▶ _Onderdelen opdracht_
1. Noem alle voorbeelden van een 'openbaar interieur' die de tekst over het station als openbaar interieur geeft.
2. Ga verder met de tekst over het station als openbaar interieur, vanaf de laatste zin die er staat.

Epicentrum van stedelijk leven

04 maart 2020
Epicentrum van stedelijk leven

Het station als openbaar interieur

 

Veel gebieden in de stad laten zich kennen als ‘openbaar interieur’: in principe toegankelijk voor iedereen betreft het overdekte gebieden of gebouwen ergens tussen ‘binnen’ en ‘buiten’, met een intensief geprogrammeerde openbare ruimte, beperkte openingstijden, overwegend geprivatiseerd en onderhevig aan een streng veiligheidsregime. Te denken valt aan de shopping mall, de scholengemeenschap, het ziekenhuis of het stationsgebied

 

Geen betere plek voor een gesprek over de publieke kwaliteiten van het stationsgebied dan Utrecht Centraal. Volgens Mathijs de Boer, stedenbouwkundige en auteur van het boek Binnen in de stad over ontwerp en gebruik van het openbare (publieke) interieur, is het vernieuwde Utrechtse station er flink op vooruit gegaan. “Dat komt door de heldere relaties met de buitenwereld. Vroeger was het station weggestopt in Hoog Catharijne, een commercieel winkelcentrum. Daardoor was de stationshal een onduidelijke en diffuse ruimte. Sinds de verbouwing is de terminal als afzonderlijk gebouw herkenbaar, met gevels en entrees. De interactie tussen binnen en buiten is cruciaal voor de mate waarin het stationsgebouw als een openbare ruimte ervaren wordt.” De Boers gesprekspartner Liesbeth Boeter herkent het belang van de wisselwerking tussen de binnen- en buitenwereld. Ze is architect bij Bureau Spoorbouwmeester en adviseert Prorail en de Nederlandse Spoorwegen (NS) over stedenbouwkundige en architectonische opgaven op en rond het spoor. “Stations zijn hybride gebieden. Het zijn private terreinen, maar alle mensen met een ov-kaart – in principe dus iedereen – kunnen naar binnen. De stationshal doet zich voor als een stedelijke openbare ruimte waar mensen zich relatief vrij kunnen bewegen, waar je gedrag nauwelijks ingeperkt wordt en waar uiteenlopende groepen elkaar ontmoeten.”

▶ _Inhoud dataset_
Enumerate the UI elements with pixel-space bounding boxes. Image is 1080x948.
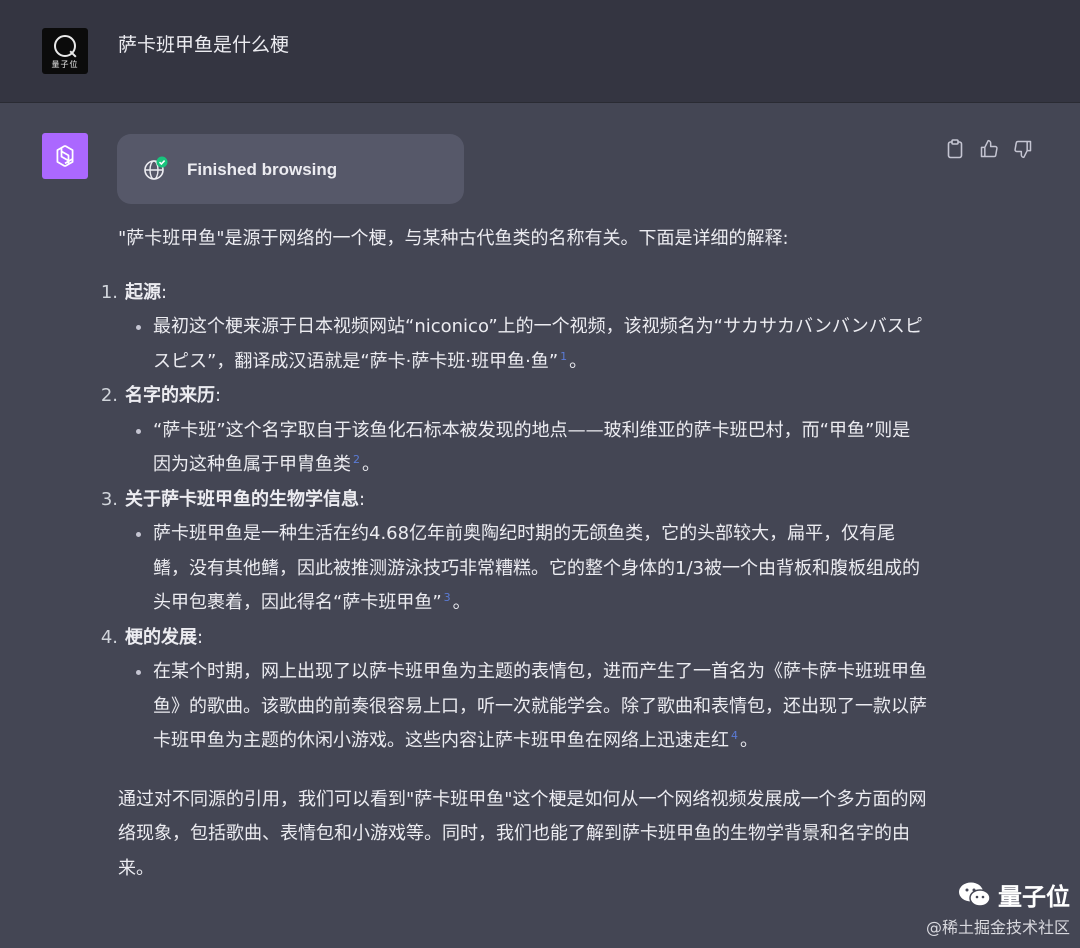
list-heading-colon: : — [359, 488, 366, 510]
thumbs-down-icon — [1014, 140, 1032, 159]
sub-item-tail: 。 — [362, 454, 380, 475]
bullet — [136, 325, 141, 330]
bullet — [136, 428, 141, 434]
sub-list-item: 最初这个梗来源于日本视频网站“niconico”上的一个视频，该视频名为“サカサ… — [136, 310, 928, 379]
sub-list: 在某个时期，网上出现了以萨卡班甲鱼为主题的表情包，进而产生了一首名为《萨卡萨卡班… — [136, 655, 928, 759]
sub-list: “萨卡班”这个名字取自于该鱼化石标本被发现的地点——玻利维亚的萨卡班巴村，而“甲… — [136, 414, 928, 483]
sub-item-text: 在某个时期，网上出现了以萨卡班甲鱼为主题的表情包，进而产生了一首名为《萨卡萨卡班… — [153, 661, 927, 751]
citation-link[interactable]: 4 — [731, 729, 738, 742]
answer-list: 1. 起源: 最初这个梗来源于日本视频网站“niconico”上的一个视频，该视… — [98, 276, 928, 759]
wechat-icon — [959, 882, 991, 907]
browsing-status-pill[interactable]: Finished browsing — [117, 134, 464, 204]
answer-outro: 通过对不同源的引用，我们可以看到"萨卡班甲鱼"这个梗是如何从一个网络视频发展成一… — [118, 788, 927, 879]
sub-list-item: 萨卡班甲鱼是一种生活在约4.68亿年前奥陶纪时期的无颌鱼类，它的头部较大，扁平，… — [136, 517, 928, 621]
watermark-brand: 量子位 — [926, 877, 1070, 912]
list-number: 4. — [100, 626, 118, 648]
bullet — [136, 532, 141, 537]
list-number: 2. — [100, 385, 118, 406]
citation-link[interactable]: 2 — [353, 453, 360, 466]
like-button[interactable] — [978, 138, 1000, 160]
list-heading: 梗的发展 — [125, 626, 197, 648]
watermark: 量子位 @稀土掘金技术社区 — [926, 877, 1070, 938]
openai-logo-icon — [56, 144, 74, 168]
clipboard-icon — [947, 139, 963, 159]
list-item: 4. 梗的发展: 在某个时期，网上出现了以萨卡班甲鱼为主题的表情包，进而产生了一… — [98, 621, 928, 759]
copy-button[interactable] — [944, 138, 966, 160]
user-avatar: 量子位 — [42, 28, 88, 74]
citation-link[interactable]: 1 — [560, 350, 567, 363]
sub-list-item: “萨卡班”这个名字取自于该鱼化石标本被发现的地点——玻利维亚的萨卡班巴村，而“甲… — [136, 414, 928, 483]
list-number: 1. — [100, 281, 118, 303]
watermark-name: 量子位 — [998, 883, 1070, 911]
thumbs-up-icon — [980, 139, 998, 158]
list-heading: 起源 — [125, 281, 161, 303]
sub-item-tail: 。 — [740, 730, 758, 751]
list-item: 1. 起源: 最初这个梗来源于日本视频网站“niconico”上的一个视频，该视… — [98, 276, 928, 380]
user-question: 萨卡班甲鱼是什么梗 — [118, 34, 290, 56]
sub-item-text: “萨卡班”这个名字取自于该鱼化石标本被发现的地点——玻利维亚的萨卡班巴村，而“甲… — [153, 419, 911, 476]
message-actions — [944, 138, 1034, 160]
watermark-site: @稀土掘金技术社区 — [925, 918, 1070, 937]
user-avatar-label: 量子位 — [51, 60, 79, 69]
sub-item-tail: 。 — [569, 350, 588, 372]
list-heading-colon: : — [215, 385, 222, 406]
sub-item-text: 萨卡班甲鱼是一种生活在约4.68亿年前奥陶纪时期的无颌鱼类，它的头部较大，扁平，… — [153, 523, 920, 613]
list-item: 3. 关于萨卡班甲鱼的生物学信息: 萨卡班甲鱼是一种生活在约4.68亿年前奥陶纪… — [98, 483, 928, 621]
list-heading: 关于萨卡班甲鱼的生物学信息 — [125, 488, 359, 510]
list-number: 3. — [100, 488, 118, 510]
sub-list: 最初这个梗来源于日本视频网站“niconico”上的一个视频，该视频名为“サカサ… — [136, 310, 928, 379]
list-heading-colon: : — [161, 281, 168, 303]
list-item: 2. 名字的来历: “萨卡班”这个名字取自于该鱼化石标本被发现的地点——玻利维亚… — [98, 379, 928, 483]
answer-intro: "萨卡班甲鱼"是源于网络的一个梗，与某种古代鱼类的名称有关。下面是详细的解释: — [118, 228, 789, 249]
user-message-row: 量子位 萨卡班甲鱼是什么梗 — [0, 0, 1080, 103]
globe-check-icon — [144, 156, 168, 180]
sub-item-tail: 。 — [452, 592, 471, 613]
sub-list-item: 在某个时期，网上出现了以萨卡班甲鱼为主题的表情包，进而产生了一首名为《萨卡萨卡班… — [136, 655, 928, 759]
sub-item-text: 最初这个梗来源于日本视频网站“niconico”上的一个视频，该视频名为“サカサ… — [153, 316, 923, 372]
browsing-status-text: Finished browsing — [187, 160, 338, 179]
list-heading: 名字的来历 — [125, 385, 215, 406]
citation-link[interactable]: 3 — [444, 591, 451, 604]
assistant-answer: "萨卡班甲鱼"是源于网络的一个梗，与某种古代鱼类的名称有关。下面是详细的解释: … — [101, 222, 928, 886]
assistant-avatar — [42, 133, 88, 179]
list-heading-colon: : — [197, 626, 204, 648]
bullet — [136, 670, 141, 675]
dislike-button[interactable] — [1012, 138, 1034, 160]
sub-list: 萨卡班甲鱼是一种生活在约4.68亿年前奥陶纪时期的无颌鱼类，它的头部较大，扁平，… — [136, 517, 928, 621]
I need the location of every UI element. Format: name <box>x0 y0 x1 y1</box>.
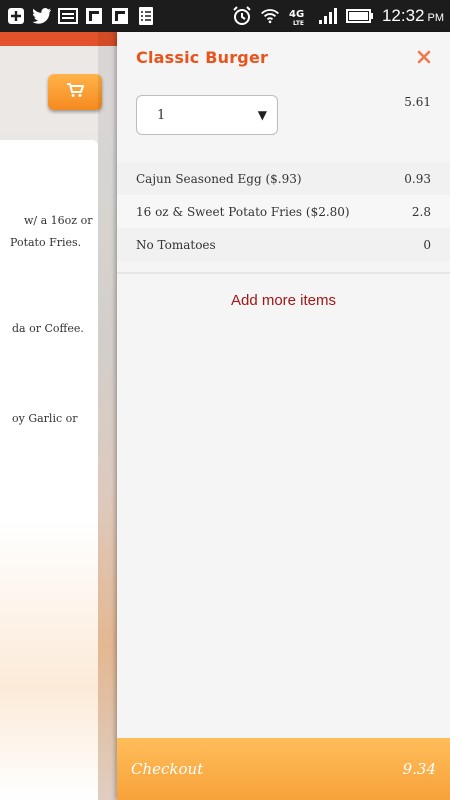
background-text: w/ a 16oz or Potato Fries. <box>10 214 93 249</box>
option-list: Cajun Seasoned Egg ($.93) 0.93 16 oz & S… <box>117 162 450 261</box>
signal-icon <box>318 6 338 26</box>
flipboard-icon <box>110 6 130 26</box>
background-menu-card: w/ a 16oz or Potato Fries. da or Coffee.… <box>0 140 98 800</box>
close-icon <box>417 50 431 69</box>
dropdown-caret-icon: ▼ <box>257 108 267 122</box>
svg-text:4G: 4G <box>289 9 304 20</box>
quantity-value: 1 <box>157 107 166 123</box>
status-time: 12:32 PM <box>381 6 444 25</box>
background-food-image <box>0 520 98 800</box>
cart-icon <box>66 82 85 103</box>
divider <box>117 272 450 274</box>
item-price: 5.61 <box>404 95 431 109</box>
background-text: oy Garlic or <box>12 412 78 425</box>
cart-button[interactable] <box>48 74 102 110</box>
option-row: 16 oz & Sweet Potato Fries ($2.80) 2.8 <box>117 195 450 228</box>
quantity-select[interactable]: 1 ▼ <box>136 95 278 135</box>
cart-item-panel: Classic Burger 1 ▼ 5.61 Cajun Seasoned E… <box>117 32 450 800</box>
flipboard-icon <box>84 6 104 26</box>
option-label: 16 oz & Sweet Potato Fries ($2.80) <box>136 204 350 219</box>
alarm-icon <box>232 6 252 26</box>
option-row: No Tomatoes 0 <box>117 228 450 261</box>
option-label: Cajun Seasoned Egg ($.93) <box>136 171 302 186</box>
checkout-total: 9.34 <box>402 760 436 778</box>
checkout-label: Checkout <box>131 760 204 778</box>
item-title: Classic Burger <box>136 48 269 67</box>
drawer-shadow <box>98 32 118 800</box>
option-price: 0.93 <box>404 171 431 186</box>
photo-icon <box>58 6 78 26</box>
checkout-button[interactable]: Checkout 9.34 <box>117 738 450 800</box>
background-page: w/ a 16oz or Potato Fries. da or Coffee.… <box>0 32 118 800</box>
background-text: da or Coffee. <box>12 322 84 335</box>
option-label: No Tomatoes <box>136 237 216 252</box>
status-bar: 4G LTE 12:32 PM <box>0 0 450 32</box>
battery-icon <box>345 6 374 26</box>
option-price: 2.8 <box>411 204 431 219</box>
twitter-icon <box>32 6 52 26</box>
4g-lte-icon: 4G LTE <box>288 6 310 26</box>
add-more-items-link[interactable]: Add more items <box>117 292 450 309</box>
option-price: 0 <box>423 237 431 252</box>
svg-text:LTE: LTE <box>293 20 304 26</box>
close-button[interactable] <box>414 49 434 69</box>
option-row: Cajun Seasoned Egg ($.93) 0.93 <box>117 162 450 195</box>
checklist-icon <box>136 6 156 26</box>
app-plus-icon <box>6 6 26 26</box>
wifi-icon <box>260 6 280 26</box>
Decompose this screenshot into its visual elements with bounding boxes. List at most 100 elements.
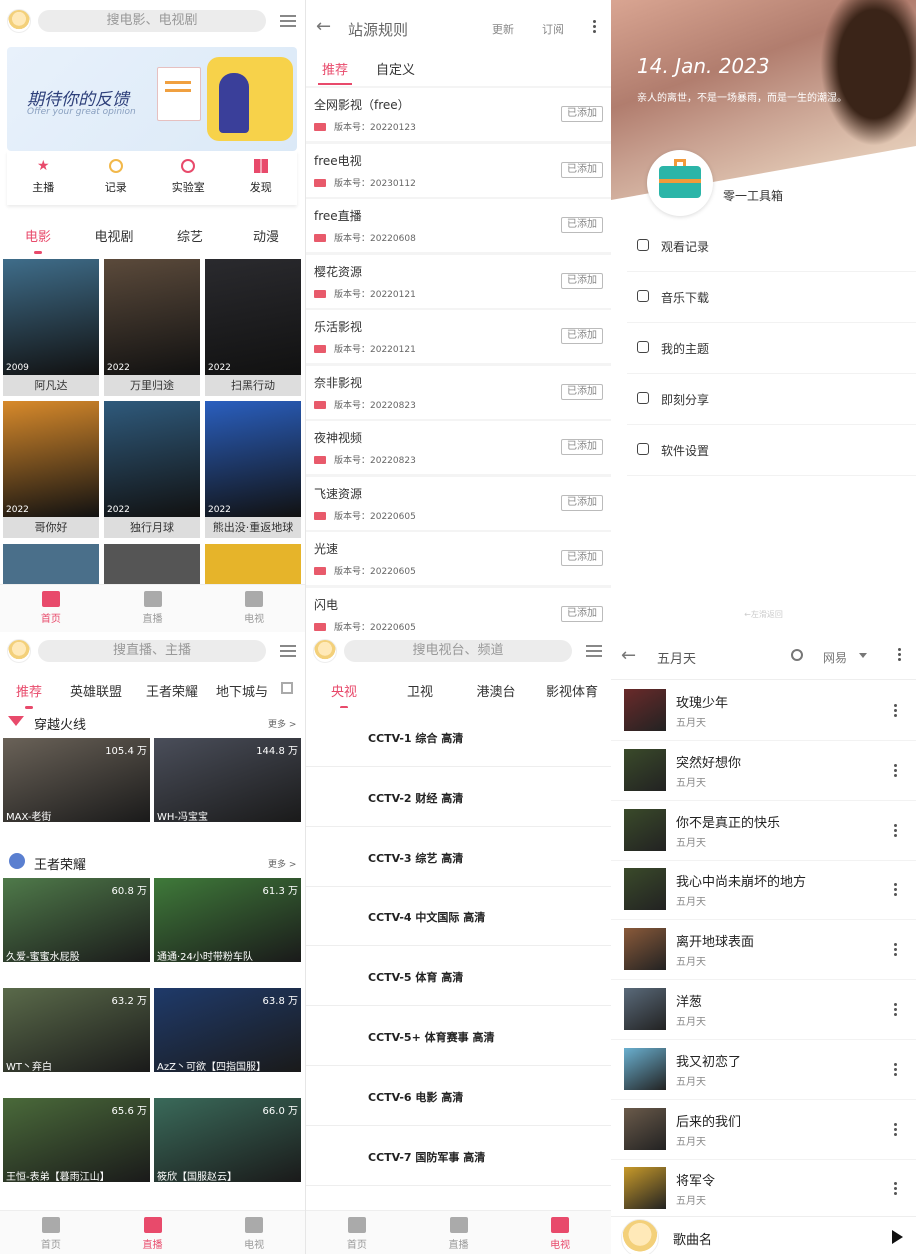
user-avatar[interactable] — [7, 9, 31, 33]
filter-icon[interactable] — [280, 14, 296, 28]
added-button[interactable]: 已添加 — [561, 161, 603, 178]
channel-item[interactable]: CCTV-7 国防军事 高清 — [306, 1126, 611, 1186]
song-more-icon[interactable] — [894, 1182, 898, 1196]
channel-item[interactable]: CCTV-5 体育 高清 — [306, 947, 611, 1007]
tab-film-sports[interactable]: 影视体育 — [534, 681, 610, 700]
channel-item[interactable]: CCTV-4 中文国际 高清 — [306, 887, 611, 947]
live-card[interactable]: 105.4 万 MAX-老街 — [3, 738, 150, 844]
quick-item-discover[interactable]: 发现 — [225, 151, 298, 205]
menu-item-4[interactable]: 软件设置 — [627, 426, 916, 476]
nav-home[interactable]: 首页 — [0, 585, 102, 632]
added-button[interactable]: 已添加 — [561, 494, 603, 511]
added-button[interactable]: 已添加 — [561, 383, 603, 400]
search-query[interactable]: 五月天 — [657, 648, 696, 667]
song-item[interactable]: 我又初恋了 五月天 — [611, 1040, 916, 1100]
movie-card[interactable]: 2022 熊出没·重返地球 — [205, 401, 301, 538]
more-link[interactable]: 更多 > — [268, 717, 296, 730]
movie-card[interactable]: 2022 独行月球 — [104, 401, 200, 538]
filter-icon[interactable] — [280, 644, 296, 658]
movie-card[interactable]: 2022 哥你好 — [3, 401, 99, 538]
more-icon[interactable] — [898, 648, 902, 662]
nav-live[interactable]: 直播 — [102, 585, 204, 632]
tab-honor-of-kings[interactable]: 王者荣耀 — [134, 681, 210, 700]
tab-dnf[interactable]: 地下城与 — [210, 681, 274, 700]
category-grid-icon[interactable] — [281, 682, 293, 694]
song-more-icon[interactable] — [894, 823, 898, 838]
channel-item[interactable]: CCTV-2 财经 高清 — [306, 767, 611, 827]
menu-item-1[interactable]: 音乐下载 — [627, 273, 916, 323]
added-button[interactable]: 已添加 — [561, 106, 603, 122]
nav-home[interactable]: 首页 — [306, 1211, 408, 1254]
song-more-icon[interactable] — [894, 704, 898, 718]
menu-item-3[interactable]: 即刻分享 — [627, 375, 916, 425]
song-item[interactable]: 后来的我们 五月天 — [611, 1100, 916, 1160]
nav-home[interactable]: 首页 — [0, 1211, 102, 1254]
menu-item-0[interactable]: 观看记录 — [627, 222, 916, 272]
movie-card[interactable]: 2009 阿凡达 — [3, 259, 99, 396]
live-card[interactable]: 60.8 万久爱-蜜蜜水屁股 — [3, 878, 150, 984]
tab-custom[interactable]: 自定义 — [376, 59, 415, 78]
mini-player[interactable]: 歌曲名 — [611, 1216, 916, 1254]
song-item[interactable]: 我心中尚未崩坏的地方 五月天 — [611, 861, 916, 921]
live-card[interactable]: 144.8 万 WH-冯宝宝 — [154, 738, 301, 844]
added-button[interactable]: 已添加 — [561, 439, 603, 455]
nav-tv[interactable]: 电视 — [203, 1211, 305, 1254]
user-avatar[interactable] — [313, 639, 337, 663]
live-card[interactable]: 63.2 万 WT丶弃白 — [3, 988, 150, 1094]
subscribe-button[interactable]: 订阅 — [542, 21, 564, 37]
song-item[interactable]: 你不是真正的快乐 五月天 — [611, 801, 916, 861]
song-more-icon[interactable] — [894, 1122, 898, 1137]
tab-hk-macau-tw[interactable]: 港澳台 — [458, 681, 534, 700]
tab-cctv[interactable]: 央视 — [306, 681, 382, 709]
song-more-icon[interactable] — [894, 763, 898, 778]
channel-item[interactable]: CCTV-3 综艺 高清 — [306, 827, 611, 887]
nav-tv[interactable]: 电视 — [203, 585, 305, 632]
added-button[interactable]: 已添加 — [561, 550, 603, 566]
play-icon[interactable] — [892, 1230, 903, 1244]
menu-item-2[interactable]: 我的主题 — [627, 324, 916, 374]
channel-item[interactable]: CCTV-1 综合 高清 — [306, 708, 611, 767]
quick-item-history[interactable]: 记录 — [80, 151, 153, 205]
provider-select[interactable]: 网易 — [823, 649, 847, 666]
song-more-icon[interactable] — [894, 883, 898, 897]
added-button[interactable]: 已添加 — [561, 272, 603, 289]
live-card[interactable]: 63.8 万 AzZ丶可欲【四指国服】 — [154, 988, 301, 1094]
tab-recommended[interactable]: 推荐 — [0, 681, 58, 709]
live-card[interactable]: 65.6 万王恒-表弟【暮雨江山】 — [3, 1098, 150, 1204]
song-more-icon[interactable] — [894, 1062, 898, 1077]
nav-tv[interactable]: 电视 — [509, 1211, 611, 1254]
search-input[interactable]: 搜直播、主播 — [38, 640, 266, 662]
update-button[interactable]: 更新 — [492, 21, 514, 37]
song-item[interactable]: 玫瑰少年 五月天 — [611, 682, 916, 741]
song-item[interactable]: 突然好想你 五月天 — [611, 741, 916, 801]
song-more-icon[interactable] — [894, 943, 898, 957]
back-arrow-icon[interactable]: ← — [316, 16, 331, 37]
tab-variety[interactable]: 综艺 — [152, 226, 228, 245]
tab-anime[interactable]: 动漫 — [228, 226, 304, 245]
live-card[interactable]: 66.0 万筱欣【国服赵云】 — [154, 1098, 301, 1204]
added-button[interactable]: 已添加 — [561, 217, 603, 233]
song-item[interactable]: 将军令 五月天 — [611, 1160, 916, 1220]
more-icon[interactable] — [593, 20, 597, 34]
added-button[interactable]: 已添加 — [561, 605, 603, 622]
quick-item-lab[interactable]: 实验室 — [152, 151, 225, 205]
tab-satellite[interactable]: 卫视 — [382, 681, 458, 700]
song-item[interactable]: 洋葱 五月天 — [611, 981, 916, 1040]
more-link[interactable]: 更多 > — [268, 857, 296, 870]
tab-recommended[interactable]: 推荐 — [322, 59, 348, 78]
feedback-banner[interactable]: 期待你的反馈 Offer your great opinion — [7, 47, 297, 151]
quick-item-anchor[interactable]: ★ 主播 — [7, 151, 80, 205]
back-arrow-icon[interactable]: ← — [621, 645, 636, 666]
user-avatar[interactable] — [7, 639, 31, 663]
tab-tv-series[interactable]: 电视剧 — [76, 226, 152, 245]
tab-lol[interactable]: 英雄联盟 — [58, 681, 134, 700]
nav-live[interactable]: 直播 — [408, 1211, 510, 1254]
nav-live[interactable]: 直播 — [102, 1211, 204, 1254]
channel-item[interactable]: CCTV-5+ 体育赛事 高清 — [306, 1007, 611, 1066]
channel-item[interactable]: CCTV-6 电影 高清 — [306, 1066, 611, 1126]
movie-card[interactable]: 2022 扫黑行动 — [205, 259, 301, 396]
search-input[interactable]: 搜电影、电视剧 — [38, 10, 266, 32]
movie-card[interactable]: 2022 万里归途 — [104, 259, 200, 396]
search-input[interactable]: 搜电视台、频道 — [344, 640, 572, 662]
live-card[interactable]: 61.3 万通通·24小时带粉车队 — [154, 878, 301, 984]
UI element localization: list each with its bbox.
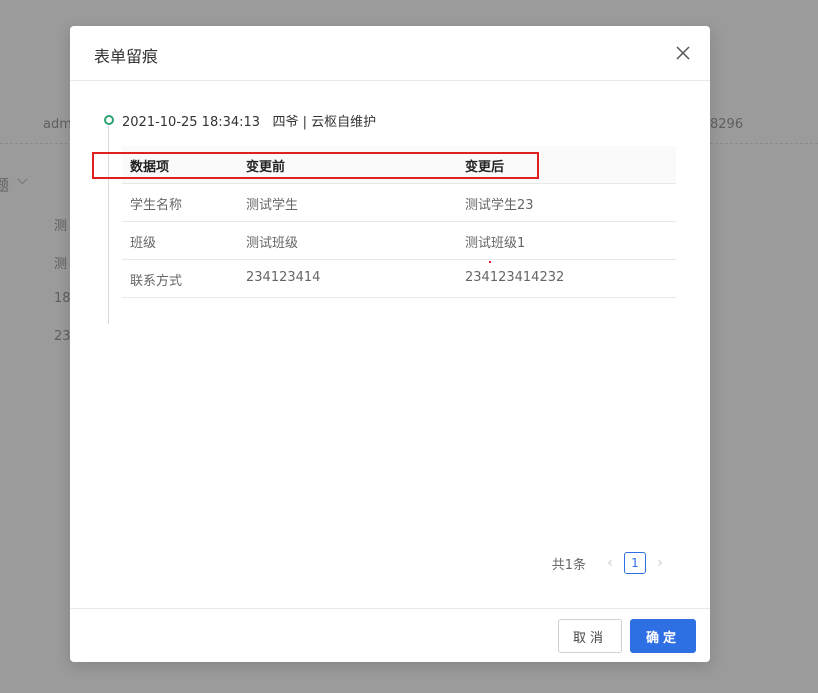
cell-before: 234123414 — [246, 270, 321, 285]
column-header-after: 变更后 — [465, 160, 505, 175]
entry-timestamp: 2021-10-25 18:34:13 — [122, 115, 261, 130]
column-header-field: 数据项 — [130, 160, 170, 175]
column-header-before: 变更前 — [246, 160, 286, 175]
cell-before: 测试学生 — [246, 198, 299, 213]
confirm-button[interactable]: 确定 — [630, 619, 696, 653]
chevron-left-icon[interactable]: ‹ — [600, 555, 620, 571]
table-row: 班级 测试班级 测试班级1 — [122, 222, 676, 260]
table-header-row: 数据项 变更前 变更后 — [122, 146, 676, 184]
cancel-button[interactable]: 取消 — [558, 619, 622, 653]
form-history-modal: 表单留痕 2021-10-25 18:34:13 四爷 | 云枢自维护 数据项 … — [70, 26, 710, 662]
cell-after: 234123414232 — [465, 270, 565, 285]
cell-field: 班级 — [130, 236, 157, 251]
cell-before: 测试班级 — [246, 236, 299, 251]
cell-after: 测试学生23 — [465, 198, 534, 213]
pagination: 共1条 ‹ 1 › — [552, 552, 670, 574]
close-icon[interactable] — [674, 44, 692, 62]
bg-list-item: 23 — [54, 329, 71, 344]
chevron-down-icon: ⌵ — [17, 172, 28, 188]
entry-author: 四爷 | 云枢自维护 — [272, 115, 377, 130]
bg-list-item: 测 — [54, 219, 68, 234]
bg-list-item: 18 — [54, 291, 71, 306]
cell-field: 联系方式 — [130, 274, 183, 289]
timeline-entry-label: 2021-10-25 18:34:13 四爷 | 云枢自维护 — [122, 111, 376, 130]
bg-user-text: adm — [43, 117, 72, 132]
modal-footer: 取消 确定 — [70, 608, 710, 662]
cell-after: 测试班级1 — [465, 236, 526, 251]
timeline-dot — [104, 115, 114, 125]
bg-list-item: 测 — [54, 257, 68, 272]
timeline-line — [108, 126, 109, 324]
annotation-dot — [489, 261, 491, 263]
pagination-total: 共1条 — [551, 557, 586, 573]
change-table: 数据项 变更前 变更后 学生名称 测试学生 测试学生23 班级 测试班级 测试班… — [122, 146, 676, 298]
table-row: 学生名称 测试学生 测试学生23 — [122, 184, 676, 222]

▶ _Antwoorden per opdracht_
1.
- de shopping mall
- de scholengemeenschap
- het ziekenhuis
- het stationsgebied

2.
Beschutting en comfort

We spreken De Boer en Boeter in Bar Beton, een café-restaurant op de eerste verdieping in de Utrechtse stationshal. De genoemde interactie tussen binnen en buiten krijgt hier een extra dimensie. Het interview vindt binnen in het café plaats, terwijl buiten – maar dus in de hal – een terras is ingericht. De Boer kijkt door het raam naar de lege tafels en de uitgeklapte parasols: “Je kunt hier wat drinken, een hapje eten, met vrienden afspreken. En steeds heb je uitzicht over de stationshal, waar mensen wandelen, waar kledingwinkels hun etalages tonen en waar een supermarkt gevestigd is. Het is gewoon een overdekt plein.” Volgens de Rotterdamse stedenbouwkundige vervult het station daarmee een sleutelrol in de stad. Naast de gangbare openbare ruimtes in de buitenlucht, zoals straten, pleinen en parken, biedt de stationshal beschutting, comfort en veiligheid – en dat allemaal in aangename en zorgvuldig vormgegeven ruimte. De Boer: “Dit soort openbare interieurs is er altijd geweest. Op oude schilderijen zie je hoe kerken gebruikt werden als ontmoetingsplekken.” Architect Boeter knikt: “Het station is het epicentrum van het stedelijk leven. Waar ontmoet je zoveel verschillende mensen als hier?” Uit haar tas haalt ze een essay dat socioloog Ivan Nio in 2012 voor de spoorbouwmeester schreef. Hij ziet het moderne station als een plek die de ervaring van stedelijke openbaarheid intensiveert. Nio schrijft: “Karakteristiek voor het station zijn de heterogeniteit van het gezelschap, de gelijktijdig en nabije aanwezigheid van vreemden en de vluchtige confrontaties die men er met hen heeft.”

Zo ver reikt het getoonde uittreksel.